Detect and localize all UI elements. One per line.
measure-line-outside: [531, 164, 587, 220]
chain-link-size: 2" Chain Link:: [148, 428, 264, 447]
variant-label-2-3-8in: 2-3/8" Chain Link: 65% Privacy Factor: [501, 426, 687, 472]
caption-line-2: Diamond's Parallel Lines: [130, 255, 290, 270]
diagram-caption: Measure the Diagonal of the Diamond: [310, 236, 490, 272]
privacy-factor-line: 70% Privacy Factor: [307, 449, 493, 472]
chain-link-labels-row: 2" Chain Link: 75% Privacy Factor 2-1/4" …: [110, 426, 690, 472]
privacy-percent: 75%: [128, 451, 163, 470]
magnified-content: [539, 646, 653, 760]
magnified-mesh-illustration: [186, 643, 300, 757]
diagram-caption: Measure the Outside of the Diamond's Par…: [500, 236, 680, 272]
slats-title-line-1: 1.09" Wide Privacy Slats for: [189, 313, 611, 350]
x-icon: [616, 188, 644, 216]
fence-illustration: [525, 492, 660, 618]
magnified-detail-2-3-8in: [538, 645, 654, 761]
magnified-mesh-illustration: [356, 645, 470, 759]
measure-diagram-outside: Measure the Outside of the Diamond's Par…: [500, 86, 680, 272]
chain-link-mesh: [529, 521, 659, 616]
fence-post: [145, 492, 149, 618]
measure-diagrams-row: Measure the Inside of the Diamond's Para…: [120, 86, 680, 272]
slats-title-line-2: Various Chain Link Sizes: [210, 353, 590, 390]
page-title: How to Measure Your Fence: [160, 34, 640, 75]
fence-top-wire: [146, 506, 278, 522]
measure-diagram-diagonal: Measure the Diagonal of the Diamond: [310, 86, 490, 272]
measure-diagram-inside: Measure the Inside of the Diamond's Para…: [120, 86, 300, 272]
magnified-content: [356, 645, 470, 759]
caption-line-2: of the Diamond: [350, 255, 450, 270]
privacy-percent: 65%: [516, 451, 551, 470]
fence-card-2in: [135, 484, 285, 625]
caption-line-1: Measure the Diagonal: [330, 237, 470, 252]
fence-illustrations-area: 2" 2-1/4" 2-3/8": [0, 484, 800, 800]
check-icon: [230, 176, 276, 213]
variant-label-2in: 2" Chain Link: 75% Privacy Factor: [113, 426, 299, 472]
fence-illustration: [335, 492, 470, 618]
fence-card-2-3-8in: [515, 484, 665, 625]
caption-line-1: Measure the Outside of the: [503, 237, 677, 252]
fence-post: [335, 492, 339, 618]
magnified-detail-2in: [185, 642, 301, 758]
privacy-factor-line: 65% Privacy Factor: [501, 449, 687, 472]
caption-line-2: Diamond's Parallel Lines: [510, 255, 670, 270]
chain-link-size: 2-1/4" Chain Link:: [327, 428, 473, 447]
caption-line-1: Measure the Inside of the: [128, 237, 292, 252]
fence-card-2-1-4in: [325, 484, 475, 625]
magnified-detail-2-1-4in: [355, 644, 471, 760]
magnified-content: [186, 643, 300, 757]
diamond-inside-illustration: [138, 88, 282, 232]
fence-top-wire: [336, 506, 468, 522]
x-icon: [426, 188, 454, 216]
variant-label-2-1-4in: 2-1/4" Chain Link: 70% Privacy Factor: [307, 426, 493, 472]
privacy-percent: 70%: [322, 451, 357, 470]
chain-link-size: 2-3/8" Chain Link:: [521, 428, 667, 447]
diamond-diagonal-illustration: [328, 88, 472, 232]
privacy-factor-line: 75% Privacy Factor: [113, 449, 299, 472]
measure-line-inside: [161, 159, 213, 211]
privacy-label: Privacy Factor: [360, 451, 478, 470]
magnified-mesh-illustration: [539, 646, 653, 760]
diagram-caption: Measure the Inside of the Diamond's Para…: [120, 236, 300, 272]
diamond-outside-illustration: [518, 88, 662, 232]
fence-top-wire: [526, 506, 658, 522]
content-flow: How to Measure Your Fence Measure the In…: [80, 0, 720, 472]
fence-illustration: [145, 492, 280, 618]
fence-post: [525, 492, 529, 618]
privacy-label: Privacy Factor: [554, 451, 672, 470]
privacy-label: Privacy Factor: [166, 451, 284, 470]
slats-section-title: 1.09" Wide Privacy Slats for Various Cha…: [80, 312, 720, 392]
# # # # #
** STATED TASK **
Please turn the items from their first line through the line containing "caption-line-2: Diamond's Parallel Lines: [130, 255, 290, 270]" into a Markdown table with the columns Number and Entry, numbering each row and leaving out any blank lines.

** FINISHED ANSWER **
| Number | Entry |
|---|---|
| 1 | Detect and localize all UI elements. One per line. |
| 2 | measure-line-outside: [531, 164, 587, 220] |
| 3 | chain-link-size: 2" Chain Link:: [148, 428, 264, 447] |
| 4 | variant-label-2-3-8in: 2-3/8" Chain Link: 65% Privacy Factor: [501, 426, 687, 472] |
| 5 | caption-line-2: Diamond's Parallel Lines: [130, 255, 290, 270] |